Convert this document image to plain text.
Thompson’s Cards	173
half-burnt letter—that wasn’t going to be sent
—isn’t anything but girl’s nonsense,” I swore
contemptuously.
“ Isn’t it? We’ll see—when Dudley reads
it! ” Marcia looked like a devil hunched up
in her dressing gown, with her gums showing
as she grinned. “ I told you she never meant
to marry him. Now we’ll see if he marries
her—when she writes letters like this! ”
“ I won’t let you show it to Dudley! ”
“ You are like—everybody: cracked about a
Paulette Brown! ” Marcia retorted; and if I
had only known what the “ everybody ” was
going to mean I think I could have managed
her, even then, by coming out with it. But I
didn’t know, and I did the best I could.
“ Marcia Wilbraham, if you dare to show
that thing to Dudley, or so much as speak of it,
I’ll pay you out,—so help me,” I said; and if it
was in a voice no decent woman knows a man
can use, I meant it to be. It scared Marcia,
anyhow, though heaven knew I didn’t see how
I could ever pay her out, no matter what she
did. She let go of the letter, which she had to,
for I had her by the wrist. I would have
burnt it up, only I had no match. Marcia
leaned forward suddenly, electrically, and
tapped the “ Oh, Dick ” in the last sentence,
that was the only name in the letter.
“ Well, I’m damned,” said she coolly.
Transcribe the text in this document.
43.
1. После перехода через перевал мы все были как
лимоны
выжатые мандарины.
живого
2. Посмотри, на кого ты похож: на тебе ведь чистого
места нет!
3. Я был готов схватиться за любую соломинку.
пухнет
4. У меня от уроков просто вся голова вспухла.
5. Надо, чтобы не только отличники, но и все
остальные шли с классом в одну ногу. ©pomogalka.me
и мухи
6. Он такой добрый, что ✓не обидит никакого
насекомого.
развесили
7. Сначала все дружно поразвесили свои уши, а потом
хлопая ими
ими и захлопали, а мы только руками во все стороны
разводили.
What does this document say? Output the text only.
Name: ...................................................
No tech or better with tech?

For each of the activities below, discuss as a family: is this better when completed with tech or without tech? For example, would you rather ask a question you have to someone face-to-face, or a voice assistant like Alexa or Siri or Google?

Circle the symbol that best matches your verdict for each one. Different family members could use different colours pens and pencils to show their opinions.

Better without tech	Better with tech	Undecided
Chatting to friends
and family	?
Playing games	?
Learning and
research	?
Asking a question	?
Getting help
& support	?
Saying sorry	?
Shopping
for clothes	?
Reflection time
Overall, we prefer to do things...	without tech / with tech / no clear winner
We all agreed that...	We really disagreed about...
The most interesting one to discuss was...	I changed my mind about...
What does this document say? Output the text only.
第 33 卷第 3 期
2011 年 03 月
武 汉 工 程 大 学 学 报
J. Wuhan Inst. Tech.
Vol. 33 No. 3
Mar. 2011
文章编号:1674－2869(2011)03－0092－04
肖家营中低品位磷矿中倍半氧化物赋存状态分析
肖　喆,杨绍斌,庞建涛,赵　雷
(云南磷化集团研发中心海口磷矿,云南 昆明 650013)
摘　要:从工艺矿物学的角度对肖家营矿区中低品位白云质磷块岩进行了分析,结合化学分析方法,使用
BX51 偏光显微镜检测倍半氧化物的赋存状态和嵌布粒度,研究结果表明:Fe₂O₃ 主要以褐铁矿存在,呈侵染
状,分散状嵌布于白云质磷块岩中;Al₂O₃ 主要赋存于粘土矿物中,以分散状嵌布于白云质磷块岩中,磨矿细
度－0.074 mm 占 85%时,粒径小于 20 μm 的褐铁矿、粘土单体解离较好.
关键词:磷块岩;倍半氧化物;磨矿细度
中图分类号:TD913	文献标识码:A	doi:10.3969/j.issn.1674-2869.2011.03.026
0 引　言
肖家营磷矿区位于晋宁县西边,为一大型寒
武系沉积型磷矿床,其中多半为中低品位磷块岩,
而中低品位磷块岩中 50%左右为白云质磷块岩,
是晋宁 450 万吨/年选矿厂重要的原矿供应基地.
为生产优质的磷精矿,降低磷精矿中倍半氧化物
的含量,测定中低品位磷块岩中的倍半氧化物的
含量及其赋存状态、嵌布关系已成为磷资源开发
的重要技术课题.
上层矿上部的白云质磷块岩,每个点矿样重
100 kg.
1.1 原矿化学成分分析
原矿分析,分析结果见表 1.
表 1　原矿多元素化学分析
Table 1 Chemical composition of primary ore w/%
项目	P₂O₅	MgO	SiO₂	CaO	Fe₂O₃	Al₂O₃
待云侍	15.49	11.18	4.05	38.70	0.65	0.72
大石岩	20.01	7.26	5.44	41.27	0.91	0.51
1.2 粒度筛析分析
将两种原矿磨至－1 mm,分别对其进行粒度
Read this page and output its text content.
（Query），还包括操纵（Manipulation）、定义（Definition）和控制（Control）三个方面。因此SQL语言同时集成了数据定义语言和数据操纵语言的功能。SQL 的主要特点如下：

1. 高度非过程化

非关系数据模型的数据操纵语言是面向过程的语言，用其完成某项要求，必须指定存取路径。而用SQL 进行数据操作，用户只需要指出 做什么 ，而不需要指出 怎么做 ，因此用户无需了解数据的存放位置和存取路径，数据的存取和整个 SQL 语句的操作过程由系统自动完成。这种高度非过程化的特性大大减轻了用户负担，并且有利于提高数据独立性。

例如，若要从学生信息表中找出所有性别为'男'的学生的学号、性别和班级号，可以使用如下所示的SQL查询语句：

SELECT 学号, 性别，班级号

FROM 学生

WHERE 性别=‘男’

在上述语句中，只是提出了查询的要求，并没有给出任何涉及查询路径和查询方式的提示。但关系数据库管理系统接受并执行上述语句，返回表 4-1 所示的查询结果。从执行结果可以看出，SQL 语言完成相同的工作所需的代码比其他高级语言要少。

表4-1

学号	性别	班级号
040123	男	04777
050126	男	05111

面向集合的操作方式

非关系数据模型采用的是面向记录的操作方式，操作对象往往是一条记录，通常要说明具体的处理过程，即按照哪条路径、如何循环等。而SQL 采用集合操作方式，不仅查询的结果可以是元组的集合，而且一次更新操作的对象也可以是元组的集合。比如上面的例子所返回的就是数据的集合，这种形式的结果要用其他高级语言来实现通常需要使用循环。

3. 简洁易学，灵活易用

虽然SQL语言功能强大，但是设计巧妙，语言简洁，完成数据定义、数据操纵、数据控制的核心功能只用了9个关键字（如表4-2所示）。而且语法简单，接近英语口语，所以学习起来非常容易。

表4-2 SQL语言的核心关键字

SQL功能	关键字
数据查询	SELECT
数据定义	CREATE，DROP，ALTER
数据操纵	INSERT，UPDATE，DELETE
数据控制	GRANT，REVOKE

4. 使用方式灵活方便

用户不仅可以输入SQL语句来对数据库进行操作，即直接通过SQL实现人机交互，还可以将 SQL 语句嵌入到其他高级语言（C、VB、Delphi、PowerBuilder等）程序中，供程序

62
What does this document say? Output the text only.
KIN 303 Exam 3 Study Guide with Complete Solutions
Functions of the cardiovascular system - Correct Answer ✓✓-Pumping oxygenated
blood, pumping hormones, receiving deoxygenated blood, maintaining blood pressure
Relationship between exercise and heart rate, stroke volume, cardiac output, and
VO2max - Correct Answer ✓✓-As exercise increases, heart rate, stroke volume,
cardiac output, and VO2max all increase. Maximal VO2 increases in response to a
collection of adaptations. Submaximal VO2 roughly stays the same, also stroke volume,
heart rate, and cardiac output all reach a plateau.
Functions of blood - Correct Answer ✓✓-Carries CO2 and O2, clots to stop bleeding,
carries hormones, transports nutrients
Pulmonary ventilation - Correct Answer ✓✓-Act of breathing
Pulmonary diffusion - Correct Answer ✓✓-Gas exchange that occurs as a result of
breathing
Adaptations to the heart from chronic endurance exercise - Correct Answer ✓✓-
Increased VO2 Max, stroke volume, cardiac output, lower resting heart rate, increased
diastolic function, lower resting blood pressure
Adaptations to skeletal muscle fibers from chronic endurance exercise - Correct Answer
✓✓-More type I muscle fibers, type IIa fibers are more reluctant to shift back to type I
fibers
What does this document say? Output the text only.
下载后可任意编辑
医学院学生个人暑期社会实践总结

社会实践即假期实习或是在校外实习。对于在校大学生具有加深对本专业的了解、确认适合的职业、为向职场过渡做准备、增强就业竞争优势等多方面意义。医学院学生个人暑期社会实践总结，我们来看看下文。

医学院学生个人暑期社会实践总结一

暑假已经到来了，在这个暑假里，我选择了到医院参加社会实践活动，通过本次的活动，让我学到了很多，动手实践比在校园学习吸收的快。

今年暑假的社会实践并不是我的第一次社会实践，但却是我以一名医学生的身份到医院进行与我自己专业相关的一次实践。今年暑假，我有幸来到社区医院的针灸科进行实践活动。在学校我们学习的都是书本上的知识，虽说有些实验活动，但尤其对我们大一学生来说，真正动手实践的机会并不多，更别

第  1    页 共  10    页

□ □ □ □

## THE REQUEST
Take each line containing the string "rate" and copy it out.

## TASK OUTPUT
Relationship between exercise and heart rate, stroke volume, cardiac output, and
VO2max - Correct Answer ✓✓-As exercise increases, heart rate, stroke volume,
heart rate, and cardiac output all reach a plateau.
Increased VO2 Max, stroke volume, cardiac output, lower resting heart rate, increased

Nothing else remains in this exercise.